* [Entries provided]
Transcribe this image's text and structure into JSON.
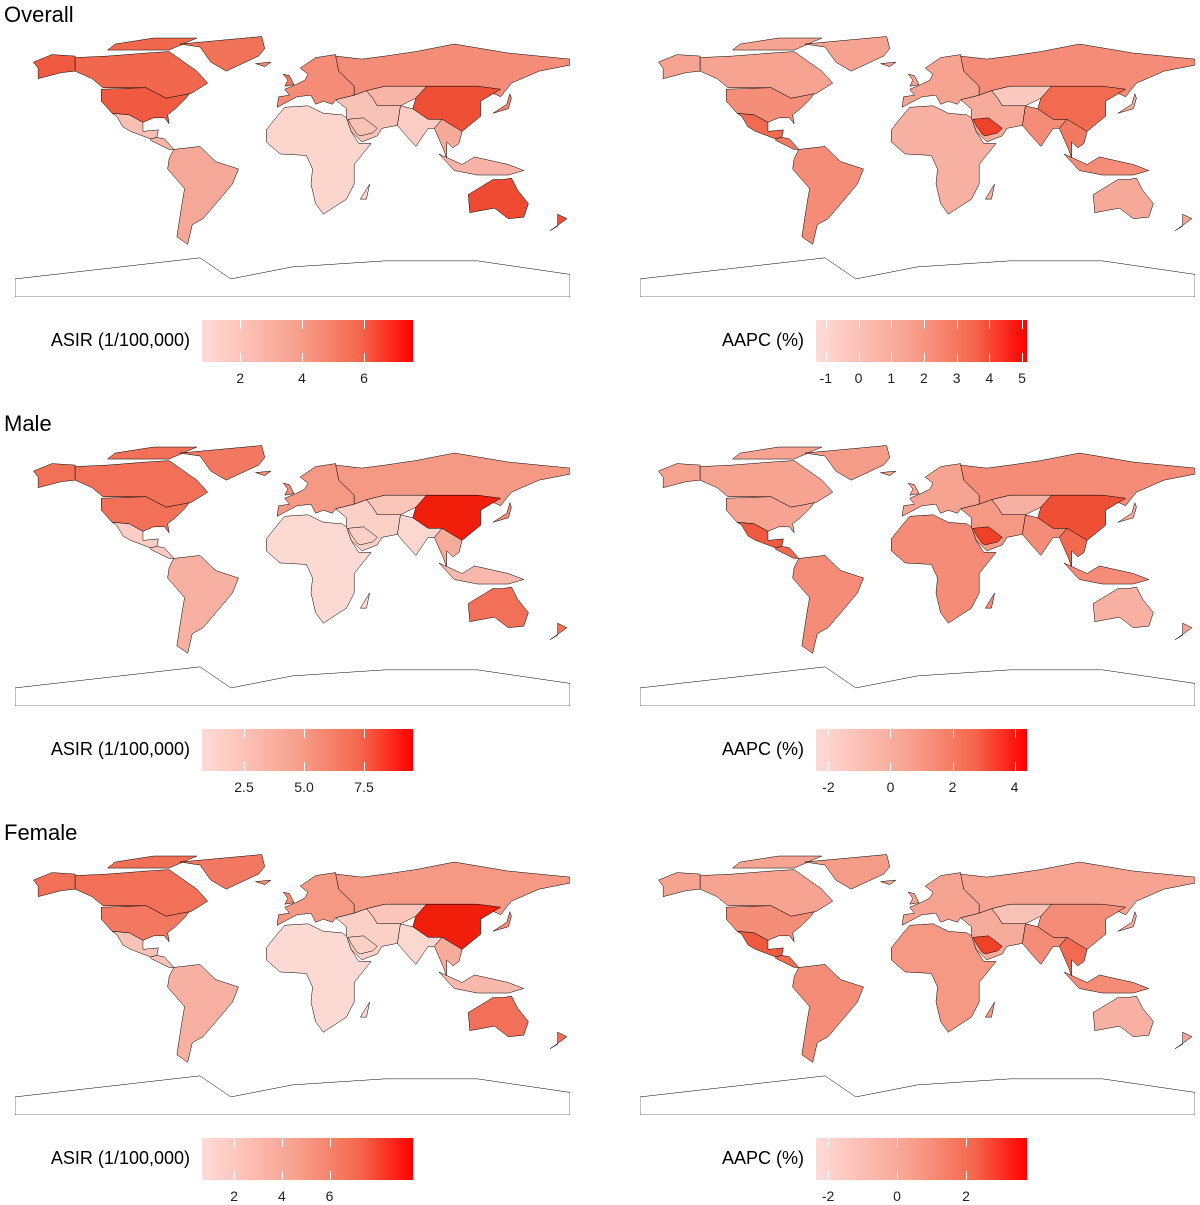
{
  "panels": [
    {
      "title": "Overall",
      "asir": {
        "legend_title": "ASIR (1/100,000)",
        "range": [
          0.77,
          7.58
        ],
        "ticks": [
          {
            "v": 2,
            "label": "2"
          },
          {
            "v": 4,
            "label": "4"
          },
          {
            "v": 6,
            "label": "6"
          }
        ],
        "fills": {
          "alaska": "#f05a40",
          "canada": "#f2684e",
          "canada_islands": "#f2684e",
          "greenland": "#f07258",
          "usa": "#f05a40",
          "mexico": "#f9bfb3",
          "central_america": "#f7b5a8",
          "south_america": "#f6a898",
          "iceland": "#f48c77",
          "uk": "#f2795f",
          "europe": "#f48c77",
          "russia": "#f48c77",
          "central_asia": "#f8b4a6",
          "china": "#ef4f35",
          "india": "#fbcdc4",
          "middle_east": "#f9c2b6",
          "saudi_arabia": "#f9c2b6",
          "africa": "#fcd5cd",
          "madagascar": "#fcd5cd",
          "se_asia": "#f7a999",
          "indonesia": "#f7b3a5",
          "japan": "#f28470",
          "australia": "#ef4a32",
          "new_zealand": "#ef4f35",
          "antarctica": "#ffffff"
        }
      },
      "aapc": {
        "legend_title": "AAPC (%)",
        "range": [
          -1.3,
          5.15
        ],
        "ticks": [
          {
            "v": -1,
            "label": "-1"
          },
          {
            "v": 0,
            "label": "0"
          },
          {
            "v": 1,
            "label": "1"
          },
          {
            "v": 2,
            "label": "2"
          },
          {
            "v": 3,
            "label": "3"
          },
          {
            "v": 4,
            "label": "4"
          },
          {
            "v": 5,
            "label": "5"
          }
        ],
        "fills": {
          "alaska": "#f6a391",
          "canada": "#f6a391",
          "canada_islands": "#f6a391",
          "greenland": "#f6a391",
          "usa": "#f48e78",
          "mexico": "#f26a50",
          "central_america": "#f27a62",
          "south_america": "#f48c77",
          "iceland": "#f6a391",
          "uk": "#f6a391",
          "europe": "#f6a391",
          "russia": "#f48c77",
          "central_asia": "#fbc9bf",
          "china": "#f26a50",
          "india": "#f48c77",
          "middle_east": "#f7ab9b",
          "saudi_arabia": "#ef4028",
          "africa": "#f7b0a1",
          "madagascar": "#f7b0a1",
          "se_asia": "#f27a62",
          "indonesia": "#f48c77",
          "japan": "#f7ab9b",
          "australia": "#f7a999",
          "new_zealand": "#f6a391",
          "antarctica": "#ffffff"
        }
      }
    },
    {
      "title": "Male",
      "asir": {
        "legend_title": "ASIR (1/100,000)",
        "range": [
          0.75,
          9.54
        ],
        "ticks": [
          {
            "v": 2.5,
            "label": "2.5"
          },
          {
            "v": 5.0,
            "label": "5.0"
          },
          {
            "v": 7.5,
            "label": "7.5"
          }
        ],
        "fills": {
          "alaska": "#f27058",
          "canada": "#f27058",
          "canada_islands": "#f27058",
          "greenland": "#f27862",
          "usa": "#f27058",
          "mexico": "#fbcdc4",
          "central_america": "#fbc9bf",
          "south_america": "#f7b0a1",
          "iceland": "#f48c77",
          "uk": "#f48c77",
          "europe": "#f59884",
          "russia": "#f59884",
          "central_asia": "#fbc5ba",
          "china": "#f01e0a",
          "india": "#fcd7cf",
          "middle_east": "#fbd0c7",
          "saudi_arabia": "#fbd0c7",
          "africa": "#fcdad3",
          "madagascar": "#fcdad3",
          "se_asia": "#f7ab9b",
          "indonesia": "#f8b8ab",
          "japan": "#f48c77",
          "australia": "#f27058",
          "new_zealand": "#f27058",
          "antarctica": "#ffffff"
        }
      },
      "aapc": {
        "legend_title": "AAPC (%)",
        "range": [
          -2.4,
          4.4
        ],
        "ticks": [
          {
            "v": -2,
            "label": "-2"
          },
          {
            "v": 0,
            "label": "0"
          },
          {
            "v": 2,
            "label": "2"
          },
          {
            "v": 4,
            "label": "4"
          }
        ],
        "fills": {
          "alaska": "#f6a391",
          "canada": "#f6a391",
          "canada_islands": "#f6a391",
          "greenland": "#f59c89",
          "usa": "#f6a391",
          "mexico": "#f05a40",
          "central_america": "#f26a50",
          "south_america": "#f48c77",
          "iceland": "#f6a391",
          "uk": "#f6a391",
          "europe": "#f6a391",
          "russia": "#f48c77",
          "central_asia": "#f7b0a1",
          "china": "#ef4f35",
          "india": "#f48c77",
          "middle_east": "#f59884",
          "saudi_arabia": "#ef4028",
          "africa": "#f48c77",
          "madagascar": "#f48c77",
          "se_asia": "#f26a50",
          "indonesia": "#f48c77",
          "japan": "#f7ab9b",
          "australia": "#f7b0a1",
          "new_zealand": "#f6a391",
          "antarctica": "#ffffff"
        }
      }
    },
    {
      "title": "Female",
      "asir": {
        "legend_title": "ASIR (1/100,000)",
        "range": [
          0.65,
          9.5
        ],
        "ticks": [
          {
            "v": 2,
            "label": "2"
          },
          {
            "v": 4,
            "label": "4"
          },
          {
            "v": 6,
            "label": "6"
          }
        ],
        "fills": {
          "alaska": "#f27058",
          "canada": "#f27058",
          "canada_islands": "#f27058",
          "greenland": "#f27862",
          "usa": "#f27862",
          "mexico": "#f9c2b6",
          "central_america": "#f9c2b6",
          "south_america": "#f7b0a1",
          "iceland": "#f48c77",
          "uk": "#f48c77",
          "europe": "#f59884",
          "russia": "#f59884",
          "central_asia": "#fbc5ba",
          "china": "#f01e0a",
          "india": "#fcd7cf",
          "middle_east": "#fbd0c7",
          "saudi_arabia": "#fbd0c7",
          "africa": "#fcdad3",
          "madagascar": "#fcdad3",
          "se_asia": "#f7ab9b",
          "indonesia": "#f8b8ab",
          "japan": "#f48c77",
          "australia": "#f27058",
          "new_zealand": "#f27058",
          "antarctica": "#ffffff"
        }
      },
      "aapc": {
        "legend_title": "AAPC (%)",
        "range": [
          -2.35,
          3.77
        ],
        "ticks": [
          {
            "v": -2,
            "label": "-2"
          },
          {
            "v": 0,
            "label": "0"
          },
          {
            "v": 2,
            "label": "2"
          }
        ],
        "fills": {
          "alaska": "#f6a391",
          "canada": "#f6a391",
          "canada_islands": "#f6a391",
          "greenland": "#f59c89",
          "usa": "#f48e78",
          "mexico": "#f05a40",
          "central_america": "#f26a50",
          "south_america": "#f48c77",
          "iceland": "#f6a391",
          "uk": "#f6a391",
          "europe": "#f6a391",
          "russia": "#f6a391",
          "central_asia": "#f9c2b6",
          "china": "#f48c77",
          "india": "#f48c77",
          "middle_east": "#f7ab9b",
          "saudi_arabia": "#ef4028",
          "africa": "#f59884",
          "madagascar": "#f59884",
          "se_asia": "#f26a50",
          "indonesia": "#f48c77",
          "japan": "#f7ab9b",
          "australia": "#f7b0a1",
          "new_zealand": "#f6a391",
          "antarctica": "#ffffff"
        }
      }
    }
  ]
}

* [What you will do] Give the count of lines in the data shown above that contain "madagascar", and nothing else.

* [Answer in full] 6